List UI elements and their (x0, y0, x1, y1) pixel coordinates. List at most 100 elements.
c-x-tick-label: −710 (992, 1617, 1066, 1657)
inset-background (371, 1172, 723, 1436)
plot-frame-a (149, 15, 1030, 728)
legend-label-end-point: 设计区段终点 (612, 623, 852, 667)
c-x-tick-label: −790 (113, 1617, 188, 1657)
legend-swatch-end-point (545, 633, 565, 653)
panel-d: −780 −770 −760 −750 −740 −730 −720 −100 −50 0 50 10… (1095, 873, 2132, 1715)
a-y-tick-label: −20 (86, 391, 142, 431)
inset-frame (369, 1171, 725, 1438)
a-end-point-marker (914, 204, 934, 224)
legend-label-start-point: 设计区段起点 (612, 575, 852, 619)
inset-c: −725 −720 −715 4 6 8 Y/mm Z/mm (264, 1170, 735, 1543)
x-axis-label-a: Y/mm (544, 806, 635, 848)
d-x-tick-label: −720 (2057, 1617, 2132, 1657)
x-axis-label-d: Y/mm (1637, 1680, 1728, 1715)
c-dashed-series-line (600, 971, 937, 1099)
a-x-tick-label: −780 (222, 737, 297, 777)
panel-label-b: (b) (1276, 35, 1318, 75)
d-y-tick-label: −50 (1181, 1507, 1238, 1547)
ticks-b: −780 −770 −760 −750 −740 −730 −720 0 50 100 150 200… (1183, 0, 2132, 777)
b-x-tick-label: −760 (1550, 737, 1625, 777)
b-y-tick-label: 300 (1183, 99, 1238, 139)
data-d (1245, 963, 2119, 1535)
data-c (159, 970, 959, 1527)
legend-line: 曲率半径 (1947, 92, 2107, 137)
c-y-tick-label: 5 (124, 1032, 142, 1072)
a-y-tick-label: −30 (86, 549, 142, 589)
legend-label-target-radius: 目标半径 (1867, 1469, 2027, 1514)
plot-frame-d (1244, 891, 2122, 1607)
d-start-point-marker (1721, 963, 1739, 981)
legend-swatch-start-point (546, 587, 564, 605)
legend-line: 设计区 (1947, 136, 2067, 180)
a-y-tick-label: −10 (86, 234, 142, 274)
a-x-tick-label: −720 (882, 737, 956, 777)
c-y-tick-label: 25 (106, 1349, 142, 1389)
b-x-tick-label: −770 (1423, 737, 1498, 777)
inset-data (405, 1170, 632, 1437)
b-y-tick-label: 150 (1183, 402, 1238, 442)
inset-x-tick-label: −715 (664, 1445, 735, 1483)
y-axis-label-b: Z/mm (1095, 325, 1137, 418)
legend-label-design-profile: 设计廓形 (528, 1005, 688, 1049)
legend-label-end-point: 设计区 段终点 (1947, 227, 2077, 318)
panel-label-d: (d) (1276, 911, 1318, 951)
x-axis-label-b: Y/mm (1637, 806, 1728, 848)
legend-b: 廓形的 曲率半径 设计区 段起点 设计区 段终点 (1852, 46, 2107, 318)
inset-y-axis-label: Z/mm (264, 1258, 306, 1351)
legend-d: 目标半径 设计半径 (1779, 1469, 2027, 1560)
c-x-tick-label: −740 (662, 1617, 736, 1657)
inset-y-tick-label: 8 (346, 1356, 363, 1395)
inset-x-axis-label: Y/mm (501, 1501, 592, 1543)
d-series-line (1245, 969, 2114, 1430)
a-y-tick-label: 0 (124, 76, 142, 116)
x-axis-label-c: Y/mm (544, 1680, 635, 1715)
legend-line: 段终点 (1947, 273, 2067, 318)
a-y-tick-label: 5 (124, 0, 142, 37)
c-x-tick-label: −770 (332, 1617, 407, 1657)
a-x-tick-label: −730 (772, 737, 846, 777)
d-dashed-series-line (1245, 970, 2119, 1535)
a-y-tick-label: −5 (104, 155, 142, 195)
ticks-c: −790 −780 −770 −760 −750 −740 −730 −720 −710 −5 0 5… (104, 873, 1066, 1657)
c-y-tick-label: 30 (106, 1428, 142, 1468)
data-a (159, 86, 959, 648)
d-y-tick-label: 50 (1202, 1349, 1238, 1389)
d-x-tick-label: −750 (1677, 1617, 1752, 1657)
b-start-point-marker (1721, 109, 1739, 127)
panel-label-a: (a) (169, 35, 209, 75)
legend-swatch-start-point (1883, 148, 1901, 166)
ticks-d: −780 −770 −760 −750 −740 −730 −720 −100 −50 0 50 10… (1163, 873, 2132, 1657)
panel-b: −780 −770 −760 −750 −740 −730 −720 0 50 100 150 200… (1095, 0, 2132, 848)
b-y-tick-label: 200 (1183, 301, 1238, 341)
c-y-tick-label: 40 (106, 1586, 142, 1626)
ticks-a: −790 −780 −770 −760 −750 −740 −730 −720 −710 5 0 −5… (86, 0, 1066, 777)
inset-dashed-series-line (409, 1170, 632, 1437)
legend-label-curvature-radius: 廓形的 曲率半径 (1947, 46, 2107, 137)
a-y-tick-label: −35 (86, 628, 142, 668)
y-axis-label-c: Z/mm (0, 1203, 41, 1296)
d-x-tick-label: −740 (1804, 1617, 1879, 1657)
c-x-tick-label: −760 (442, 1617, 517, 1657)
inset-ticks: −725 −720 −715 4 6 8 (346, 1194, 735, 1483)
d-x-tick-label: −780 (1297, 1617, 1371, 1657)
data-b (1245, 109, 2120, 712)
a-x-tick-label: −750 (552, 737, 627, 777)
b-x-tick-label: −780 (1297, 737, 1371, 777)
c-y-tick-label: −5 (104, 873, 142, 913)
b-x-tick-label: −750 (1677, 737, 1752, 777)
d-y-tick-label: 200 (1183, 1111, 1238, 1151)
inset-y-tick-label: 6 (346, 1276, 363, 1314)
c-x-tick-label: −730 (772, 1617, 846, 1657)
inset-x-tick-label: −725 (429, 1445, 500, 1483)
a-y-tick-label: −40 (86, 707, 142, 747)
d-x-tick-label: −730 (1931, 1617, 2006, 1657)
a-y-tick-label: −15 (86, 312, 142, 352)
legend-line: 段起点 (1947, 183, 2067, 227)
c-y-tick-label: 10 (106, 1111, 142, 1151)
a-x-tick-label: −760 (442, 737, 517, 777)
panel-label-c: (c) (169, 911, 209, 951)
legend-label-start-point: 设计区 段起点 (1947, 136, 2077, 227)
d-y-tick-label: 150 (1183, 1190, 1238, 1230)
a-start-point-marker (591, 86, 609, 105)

The exercise:
Rewrite the listing above, swapping "Y/mm" for "Y (mm)" wherever it appears and leaving everything else unchanged.

Exercise solution:
List UI elements and their (x0, y0, x1, y1) pixel coordinates. List at most 100 elements.
c-x-tick-label: −710 (992, 1617, 1066, 1657)
inset-background (371, 1172, 723, 1436)
plot-frame-a (149, 15, 1030, 728)
legend-label-end-point: 设计区段终点 (612, 623, 852, 667)
c-x-tick-label: −790 (113, 1617, 188, 1657)
legend-swatch-end-point (545, 633, 565, 653)
panel-d: −780 −770 −760 −750 −740 −730 −720 −100 −50 0 50 10… (1095, 873, 2132, 1715)
a-y-tick-label: −20 (86, 391, 142, 431)
inset-frame (369, 1171, 725, 1438)
a-end-point-marker (914, 204, 934, 224)
legend-label-start-point: 设计区段起点 (612, 575, 852, 619)
inset-c: −725 −720 −715 4 6 8 Y (mm) Z/mm (264, 1170, 735, 1543)
x-axis-label-a: Y (mm) (544, 806, 635, 848)
d-x-tick-label: −720 (2057, 1617, 2132, 1657)
x-axis-label-d: Y (mm) (1637, 1680, 1728, 1715)
c-dashed-series-line (600, 971, 937, 1099)
a-x-tick-label: −780 (222, 737, 297, 777)
panel-label-b: (b) (1276, 35, 1318, 75)
d-y-tick-label: −50 (1181, 1507, 1238, 1547)
ticks-b: −780 −770 −760 −750 −740 −730 −720 0 50 100 150 200… (1183, 0, 2132, 777)
b-x-tick-label: −760 (1550, 737, 1625, 777)
b-y-tick-label: 300 (1183, 99, 1238, 139)
data-d (1245, 963, 2119, 1535)
data-c (159, 970, 959, 1527)
legend-line: 曲率半径 (1947, 92, 2107, 137)
c-y-tick-label: 5 (124, 1032, 142, 1072)
a-y-tick-label: −30 (86, 549, 142, 589)
legend-label-target-radius: 目标半径 (1867, 1469, 2027, 1514)
plot-frame-d (1244, 891, 2122, 1607)
d-start-point-marker (1721, 963, 1739, 981)
legend-swatch-start-point (546, 587, 564, 605)
legend-line: 设计区 (1947, 136, 2067, 180)
a-y-tick-label: −10 (86, 234, 142, 274)
a-x-tick-label: −720 (882, 737, 956, 777)
c-y-tick-label: 25 (106, 1349, 142, 1389)
b-x-tick-label: −770 (1423, 737, 1498, 777)
inset-data (405, 1170, 632, 1437)
b-y-tick-label: 150 (1183, 402, 1238, 442)
inset-x-tick-label: −715 (664, 1445, 735, 1483)
y-axis-label-b: Z/mm (1095, 325, 1137, 418)
legend-label-design-profile: 设计廓形 (528, 1005, 688, 1049)
legend-label-end-point: 设计区 段终点 (1947, 227, 2077, 318)
panel-label-d: (d) (1276, 911, 1318, 951)
x-axis-label-b: Y (mm) (1637, 806, 1728, 848)
legend-b: 廓形的 曲率半径 设计区 段起点 设计区 段终点 (1852, 46, 2107, 318)
inset-y-axis-label: Z/mm (264, 1258, 306, 1351)
legend-d: 目标半径 设计半径 (1779, 1469, 2027, 1560)
c-x-tick-label: −740 (662, 1617, 736, 1657)
inset-y-tick-label: 8 (346, 1356, 363, 1395)
inset-x-axis-label: Y (mm) (501, 1501, 592, 1543)
d-series-line (1245, 969, 2114, 1430)
a-y-tick-label: 0 (124, 76, 142, 116)
x-axis-label-c: Y (mm) (544, 1680, 635, 1715)
legend-line: 段终点 (1947, 273, 2067, 318)
a-y-tick-label: 5 (124, 0, 142, 37)
c-x-tick-label: −770 (332, 1617, 407, 1657)
a-x-tick-label: −730 (772, 737, 846, 777)
d-dashed-series-line (1245, 970, 2119, 1535)
a-y-tick-label: −5 (104, 155, 142, 195)
ticks-c: −790 −780 −770 −760 −750 −740 −730 −720 −710 −5 0 5… (104, 873, 1066, 1657)
c-y-tick-label: 30 (106, 1428, 142, 1468)
data-a (159, 86, 959, 648)
d-y-tick-label: 50 (1202, 1349, 1238, 1389)
d-x-tick-label: −750 (1677, 1617, 1752, 1657)
b-start-point-marker (1721, 109, 1739, 127)
panel-label-a: (a) (169, 35, 209, 75)
legend-swatch-start-point (1883, 148, 1901, 166)
ticks-d: −780 −770 −760 −750 −740 −730 −720 −100 −50 0 50 10… (1163, 873, 2132, 1657)
panel-b: −780 −770 −760 −750 −740 −730 −720 0 50 100 150 200… (1095, 0, 2132, 848)
b-y-tick-label: 200 (1183, 301, 1238, 341)
c-y-tick-label: 40 (106, 1586, 142, 1626)
ticks-a: −790 −780 −770 −760 −750 −740 −730 −720 −710 5 0 −5… (86, 0, 1066, 777)
inset-dashed-series-line (409, 1170, 632, 1437)
legend-label-curvature-radius: 廓形的 曲率半径 (1947, 46, 2107, 137)
a-y-tick-label: −35 (86, 628, 142, 668)
y-axis-label-c: Z/mm (0, 1203, 41, 1296)
d-x-tick-label: −740 (1804, 1617, 1879, 1657)
c-x-tick-label: −760 (442, 1617, 517, 1657)
inset-ticks: −725 −720 −715 4 6 8 (346, 1194, 735, 1483)
d-x-tick-label: −780 (1297, 1617, 1371, 1657)
data-b (1245, 109, 2120, 712)
a-x-tick-label: −750 (552, 737, 627, 777)
b-x-tick-label: −780 (1297, 737, 1371, 777)
c-y-tick-label: −5 (104, 873, 142, 913)
b-x-tick-label: −750 (1677, 737, 1752, 777)
d-y-tick-label: 200 (1183, 1111, 1238, 1151)
inset-y-tick-label: 6 (346, 1276, 363, 1314)
c-x-tick-label: −730 (772, 1617, 846, 1657)
inset-x-tick-label: −725 (429, 1445, 500, 1483)
a-y-tick-label: −40 (86, 707, 142, 747)
d-x-tick-label: −730 (1931, 1617, 2006, 1657)
a-y-tick-label: −15 (86, 312, 142, 352)
legend-line: 段起点 (1947, 183, 2067, 227)
c-y-tick-label: 10 (106, 1111, 142, 1151)
a-x-tick-label: −760 (442, 737, 517, 777)
panel-label-c: (c) (169, 911, 209, 951)
legend-label-start-point: 设计区 段起点 (1947, 136, 2077, 227)
d-y-tick-label: 150 (1183, 1190, 1238, 1230)
a-start-point-marker (591, 86, 609, 105)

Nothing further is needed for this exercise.